## Your objective
State the number of lines that contain "CURRENT", with no other text.

Data records:
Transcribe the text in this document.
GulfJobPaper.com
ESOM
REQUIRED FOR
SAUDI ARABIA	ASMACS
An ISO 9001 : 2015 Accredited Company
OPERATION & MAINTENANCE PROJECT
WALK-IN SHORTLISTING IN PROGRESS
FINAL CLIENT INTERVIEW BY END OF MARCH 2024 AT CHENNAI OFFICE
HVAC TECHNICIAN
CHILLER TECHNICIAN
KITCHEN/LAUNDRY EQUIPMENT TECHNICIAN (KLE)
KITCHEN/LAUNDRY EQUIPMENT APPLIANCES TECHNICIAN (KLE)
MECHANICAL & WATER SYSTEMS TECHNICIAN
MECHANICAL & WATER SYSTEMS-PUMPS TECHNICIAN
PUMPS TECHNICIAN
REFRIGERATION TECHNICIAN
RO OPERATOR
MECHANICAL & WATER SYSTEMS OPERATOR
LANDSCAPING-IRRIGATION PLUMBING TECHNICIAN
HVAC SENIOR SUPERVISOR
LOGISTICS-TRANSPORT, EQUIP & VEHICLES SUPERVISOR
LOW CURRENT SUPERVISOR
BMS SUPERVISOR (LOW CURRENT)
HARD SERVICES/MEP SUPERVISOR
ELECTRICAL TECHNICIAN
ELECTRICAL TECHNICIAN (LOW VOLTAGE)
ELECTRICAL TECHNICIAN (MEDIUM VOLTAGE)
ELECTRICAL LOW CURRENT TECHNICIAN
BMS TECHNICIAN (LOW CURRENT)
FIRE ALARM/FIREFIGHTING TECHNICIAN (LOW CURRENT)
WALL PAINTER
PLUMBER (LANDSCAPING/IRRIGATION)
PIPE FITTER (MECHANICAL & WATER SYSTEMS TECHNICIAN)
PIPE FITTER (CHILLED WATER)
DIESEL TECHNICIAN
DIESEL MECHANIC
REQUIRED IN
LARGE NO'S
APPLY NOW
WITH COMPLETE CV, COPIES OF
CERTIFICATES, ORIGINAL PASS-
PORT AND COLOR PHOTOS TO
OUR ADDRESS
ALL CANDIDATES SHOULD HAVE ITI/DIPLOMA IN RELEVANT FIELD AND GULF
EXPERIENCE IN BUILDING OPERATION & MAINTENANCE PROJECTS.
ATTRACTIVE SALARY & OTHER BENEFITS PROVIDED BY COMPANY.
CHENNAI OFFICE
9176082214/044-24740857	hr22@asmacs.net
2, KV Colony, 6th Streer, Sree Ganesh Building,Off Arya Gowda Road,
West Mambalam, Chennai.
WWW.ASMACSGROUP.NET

## Solution for this task
5